>>>
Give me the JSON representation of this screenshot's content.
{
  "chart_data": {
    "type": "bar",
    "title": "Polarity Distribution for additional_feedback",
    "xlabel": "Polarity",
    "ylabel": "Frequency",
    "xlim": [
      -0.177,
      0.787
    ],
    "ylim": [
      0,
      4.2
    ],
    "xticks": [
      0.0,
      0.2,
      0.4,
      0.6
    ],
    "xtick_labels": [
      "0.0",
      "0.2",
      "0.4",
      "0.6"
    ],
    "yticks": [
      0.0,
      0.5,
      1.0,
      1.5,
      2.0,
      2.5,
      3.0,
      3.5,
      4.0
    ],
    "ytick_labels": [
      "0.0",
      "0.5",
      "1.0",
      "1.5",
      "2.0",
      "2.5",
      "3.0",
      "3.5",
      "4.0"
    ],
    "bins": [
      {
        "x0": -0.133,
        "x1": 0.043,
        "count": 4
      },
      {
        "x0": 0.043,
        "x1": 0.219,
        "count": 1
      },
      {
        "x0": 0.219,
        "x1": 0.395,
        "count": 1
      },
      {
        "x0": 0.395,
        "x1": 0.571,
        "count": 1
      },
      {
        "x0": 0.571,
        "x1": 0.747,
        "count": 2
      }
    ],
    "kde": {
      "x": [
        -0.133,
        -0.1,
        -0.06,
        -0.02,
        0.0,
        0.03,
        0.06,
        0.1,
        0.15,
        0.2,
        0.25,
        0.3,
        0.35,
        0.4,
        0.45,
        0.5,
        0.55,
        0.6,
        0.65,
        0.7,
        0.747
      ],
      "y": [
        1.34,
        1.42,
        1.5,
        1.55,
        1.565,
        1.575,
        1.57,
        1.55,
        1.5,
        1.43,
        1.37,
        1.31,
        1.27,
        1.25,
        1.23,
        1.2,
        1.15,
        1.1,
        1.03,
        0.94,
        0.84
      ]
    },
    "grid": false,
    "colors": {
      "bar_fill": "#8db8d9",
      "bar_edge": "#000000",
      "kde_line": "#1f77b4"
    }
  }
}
<<<
(Set problem)
Copy every line of the records above that holds the word "Polarity".

(Answer below)
    "title": "Polarity Distribution for additional_feedback",
    "xlabel": "Polarity",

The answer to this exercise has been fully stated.